◆ Written problem: The material below should be written out in full and exactly; pictures stay out of the copy.

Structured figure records
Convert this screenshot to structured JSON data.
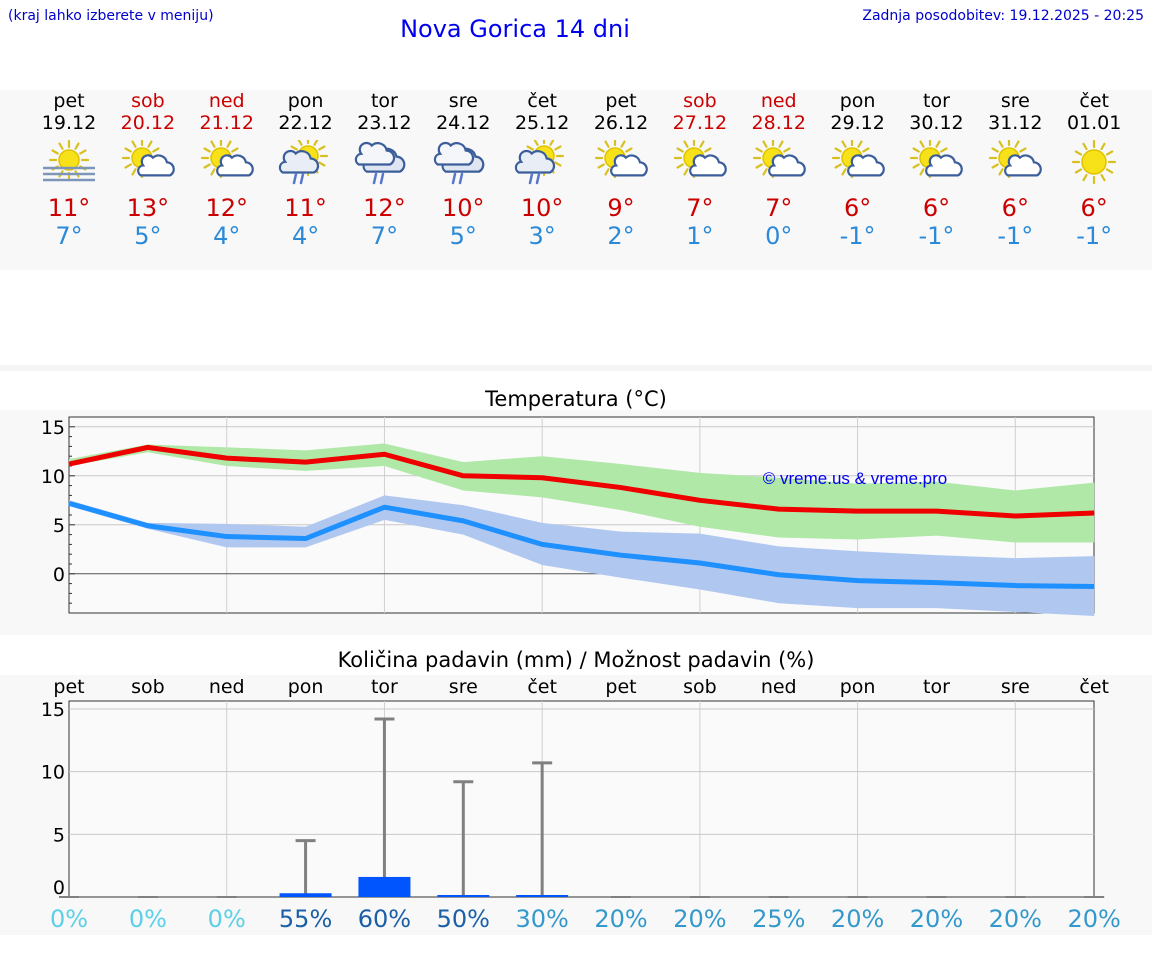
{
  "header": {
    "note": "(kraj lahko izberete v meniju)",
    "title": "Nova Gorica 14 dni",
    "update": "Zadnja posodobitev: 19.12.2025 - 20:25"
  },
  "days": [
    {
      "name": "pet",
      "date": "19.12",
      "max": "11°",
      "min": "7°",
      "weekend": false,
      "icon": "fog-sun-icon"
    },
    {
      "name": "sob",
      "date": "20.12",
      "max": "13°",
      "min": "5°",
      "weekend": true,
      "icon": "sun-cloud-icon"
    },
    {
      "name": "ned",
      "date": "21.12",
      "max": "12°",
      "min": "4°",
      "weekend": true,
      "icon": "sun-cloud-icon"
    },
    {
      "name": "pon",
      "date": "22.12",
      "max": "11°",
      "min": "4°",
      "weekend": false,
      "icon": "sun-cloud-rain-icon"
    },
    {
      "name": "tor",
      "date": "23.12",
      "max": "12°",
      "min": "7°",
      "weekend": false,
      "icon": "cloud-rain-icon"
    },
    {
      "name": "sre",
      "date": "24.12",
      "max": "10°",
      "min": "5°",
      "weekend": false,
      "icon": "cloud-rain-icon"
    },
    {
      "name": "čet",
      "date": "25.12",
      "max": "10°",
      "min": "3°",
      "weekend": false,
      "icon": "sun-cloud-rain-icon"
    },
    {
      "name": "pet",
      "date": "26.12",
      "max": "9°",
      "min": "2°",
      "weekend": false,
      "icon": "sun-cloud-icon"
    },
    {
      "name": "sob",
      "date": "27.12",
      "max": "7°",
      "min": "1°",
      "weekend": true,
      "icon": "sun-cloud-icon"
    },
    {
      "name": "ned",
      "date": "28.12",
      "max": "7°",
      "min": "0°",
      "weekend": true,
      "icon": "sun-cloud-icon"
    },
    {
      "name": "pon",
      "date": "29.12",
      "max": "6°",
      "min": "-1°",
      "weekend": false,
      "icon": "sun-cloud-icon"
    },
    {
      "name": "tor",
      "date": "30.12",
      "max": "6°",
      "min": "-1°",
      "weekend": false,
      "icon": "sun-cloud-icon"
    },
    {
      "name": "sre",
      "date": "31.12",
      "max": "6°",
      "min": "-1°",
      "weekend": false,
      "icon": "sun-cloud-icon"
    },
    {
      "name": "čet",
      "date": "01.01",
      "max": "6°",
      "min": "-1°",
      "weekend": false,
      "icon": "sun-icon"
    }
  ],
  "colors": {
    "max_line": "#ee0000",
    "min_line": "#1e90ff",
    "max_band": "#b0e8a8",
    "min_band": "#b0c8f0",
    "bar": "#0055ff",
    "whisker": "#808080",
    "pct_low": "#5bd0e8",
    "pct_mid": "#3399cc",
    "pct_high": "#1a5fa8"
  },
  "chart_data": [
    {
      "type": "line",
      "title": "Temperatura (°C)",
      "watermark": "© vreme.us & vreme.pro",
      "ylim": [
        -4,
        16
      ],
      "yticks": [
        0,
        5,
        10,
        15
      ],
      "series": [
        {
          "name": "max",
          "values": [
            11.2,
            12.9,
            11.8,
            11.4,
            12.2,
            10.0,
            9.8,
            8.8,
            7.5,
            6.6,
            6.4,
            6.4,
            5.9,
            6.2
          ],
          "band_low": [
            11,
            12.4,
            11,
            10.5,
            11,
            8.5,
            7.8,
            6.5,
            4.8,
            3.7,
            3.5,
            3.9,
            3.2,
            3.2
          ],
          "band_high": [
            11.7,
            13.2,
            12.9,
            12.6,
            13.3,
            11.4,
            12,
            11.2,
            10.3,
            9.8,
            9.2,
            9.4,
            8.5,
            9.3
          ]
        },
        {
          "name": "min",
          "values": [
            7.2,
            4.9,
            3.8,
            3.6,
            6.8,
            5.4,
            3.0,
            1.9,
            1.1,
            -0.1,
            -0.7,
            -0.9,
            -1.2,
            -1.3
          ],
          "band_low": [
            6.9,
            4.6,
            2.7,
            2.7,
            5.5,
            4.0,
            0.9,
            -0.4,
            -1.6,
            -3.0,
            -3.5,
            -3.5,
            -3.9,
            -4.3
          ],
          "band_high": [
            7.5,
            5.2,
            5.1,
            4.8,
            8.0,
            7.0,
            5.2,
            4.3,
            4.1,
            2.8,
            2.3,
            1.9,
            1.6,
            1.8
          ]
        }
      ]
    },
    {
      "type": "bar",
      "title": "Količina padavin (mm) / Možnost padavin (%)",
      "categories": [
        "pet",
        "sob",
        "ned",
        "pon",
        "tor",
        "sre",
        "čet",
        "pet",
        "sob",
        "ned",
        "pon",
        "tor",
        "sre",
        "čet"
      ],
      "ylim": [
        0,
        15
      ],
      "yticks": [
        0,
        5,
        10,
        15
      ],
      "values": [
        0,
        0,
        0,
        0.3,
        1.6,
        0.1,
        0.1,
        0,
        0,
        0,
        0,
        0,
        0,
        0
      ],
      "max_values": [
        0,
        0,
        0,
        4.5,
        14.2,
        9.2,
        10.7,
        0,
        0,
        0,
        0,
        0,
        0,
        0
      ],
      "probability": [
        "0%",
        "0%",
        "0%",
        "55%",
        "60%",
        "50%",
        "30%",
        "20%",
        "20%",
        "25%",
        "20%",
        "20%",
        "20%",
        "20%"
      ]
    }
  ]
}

◆ Task result:
Convert this screenshot to structured JSON data.
{
  "header": {
    "note": "(kraj lahko izberete v meniju)",
    "title": "Nova Gorica 14 dni",
    "update": "Zadnja posodobitev: 19.12.2025 - 20:25"
  },
  "days": [
    {
      "name": "pet",
      "date": "19.12",
      "max": "11°",
      "min": "7°",
      "weekend": false,
      "icon": "fog-sun-icon"
    },
    {
      "name": "sob",
      "date": "20.12",
      "max": "13°",
      "min": "5°",
      "weekend": true,
      "icon": "sun-cloud-icon"
    },
    {
      "name": "ned",
      "date": "21.12",
      "max": "12°",
      "min": "4°",
      "weekend": true,
      "icon": "sun-cloud-icon"
    },
    {
      "name": "pon",
      "date": "22.12",
      "max": "11°",
      "min": "4°",
      "weekend": false,
      "icon": "sun-cloud-rain-icon"
    },
    {
      "name": "tor",
      "date": "23.12",
      "max": "12°",
      "min": "7°",
      "weekend": false,
      "icon": "cloud-rain-icon"
    },
    {
      "name": "sre",
      "date": "24.12",
      "max": "10°",
      "min": "5°",
      "weekend": false,
      "icon": "cloud-rain-icon"
    },
    {
      "name": "čet",
      "date": "25.12",
      "max": "10°",
      "min": "3°",
      "weekend": false,
      "icon": "sun-cloud-rain-icon"
    },
    {
      "name": "pet",
      "date": "26.12",
      "max": "9°",
      "min": "2°",
      "weekend": false,
      "icon": "sun-cloud-icon"
    },
    {
      "name": "sob",
      "date": "27.12",
      "max": "7°",
      "min": "1°",
      "weekend": true,
      "icon": "sun-cloud-icon"
    },
    {
      "name": "ned",
      "date": "28.12",
      "max": "7°",
      "min": "0°",
      "weekend": true,
      "icon": "sun-cloud-icon"
    },
    {
      "name": "pon",
      "date": "29.12",
      "max": "6°",
      "min": "-1°",
      "weekend": false,
      "icon": "sun-cloud-icon"
    },
    {
      "name": "tor",
      "date": "30.12",
      "max": "6°",
      "min": "-1°",
      "weekend": false,
      "icon": "sun-cloud-icon"
    },
    {
      "name": "sre",
      "date": "31.12",
      "max": "6°",
      "min": "-1°",
      "weekend": false,
      "icon": "sun-cloud-icon"
    },
    {
      "name": "čet",
      "date": "01.01",
      "max": "6°",
      "min": "-1°",
      "weekend": false,
      "icon": "sun-icon"
    }
  ],
  "colors": {
    "max_line": "#ee0000",
    "min_line": "#1e90ff",
    "max_band": "#b0e8a8",
    "min_band": "#b0c8f0",
    "bar": "#0055ff",
    "whisker": "#808080",
    "pct_low": "#5bd0e8",
    "pct_mid": "#3399cc",
    "pct_high": "#1a5fa8"
  },
  "chart_data": [
    {
      "type": "line",
      "title": "Temperatura (°C)",
      "watermark": "© vreme.us & vreme.pro",
      "ylim": [
        -4,
        16
      ],
      "yticks": [
        0,
        5,
        10,
        15
      ],
      "series": [
        {
          "name": "max",
          "values": [
            11.2,
            12.9,
            11.8,
            11.4,
            12.2,
            10.0,
            9.8,
            8.8,
            7.5,
            6.6,
            6.4,
            6.4,
            5.9,
            6.2
          ],
          "band_low": [
            11,
            12.4,
            11,
            10.5,
            11,
            8.5,
            7.8,
            6.5,
            4.8,
            3.7,
            3.5,
            3.9,
            3.2,
            3.2
          ],
          "band_high": [
            11.7,
            13.2,
            12.9,
            12.6,
            13.3,
            11.4,
            12,
            11.2,
            10.3,
            9.8,
            9.2,
            9.4,
            8.5,
            9.3
          ]
        },
        {
          "name": "min",
          "values": [
            7.2,
            4.9,
            3.8,
            3.6,
            6.8,
            5.4,
            3.0,
            1.9,
            1.1,
            -0.1,
            -0.7,
            -0.9,
            -1.2,
            -1.3
          ],
          "band_low": [
            6.9,
            4.6,
            2.7,
            2.7,
            5.5,
            4.0,
            0.9,
            -0.4,
            -1.6,
            -3.0,
            -3.5,
            -3.5,
            -3.9,
            -4.3
          ],
          "band_high": [
            7.5,
            5.2,
            5.1,
            4.8,
            8.0,
            7.0,
            5.2,
            4.3,
            4.1,
            2.8,
            2.3,
            1.9,
            1.6,
            1.8
          ]
        }
      ]
    },
    {
      "type": "bar",
      "title": "Količina padavin (mm) / Možnost padavin (%)",
      "categories": [
        "pet",
        "sob",
        "ned",
        "pon",
        "tor",
        "sre",
        "čet",
        "pet",
        "sob",
        "ned",
        "pon",
        "tor",
        "sre",
        "čet"
      ],
      "ylim": [
        0,
        15
      ],
      "yticks": [
        0,
        5,
        10,
        15
      ],
      "values": [
        0,
        0,
        0,
        0.3,
        1.6,
        0.1,
        0.1,
        0,
        0,
        0,
        0,
        0,
        0,
        0
      ],
      "max_values": [
        0,
        0,
        0,
        4.5,
        14.2,
        9.2,
        10.7,
        0,
        0,
        0,
        0,
        0,
        0,
        0
      ],
      "probability": [
        "0%",
        "0%",
        "0%",
        "55%",
        "60%",
        "50%",
        "30%",
        "20%",
        "20%",
        "25%",
        "20%",
        "20%",
        "20%",
        "20%"
      ]
    }
  ]
}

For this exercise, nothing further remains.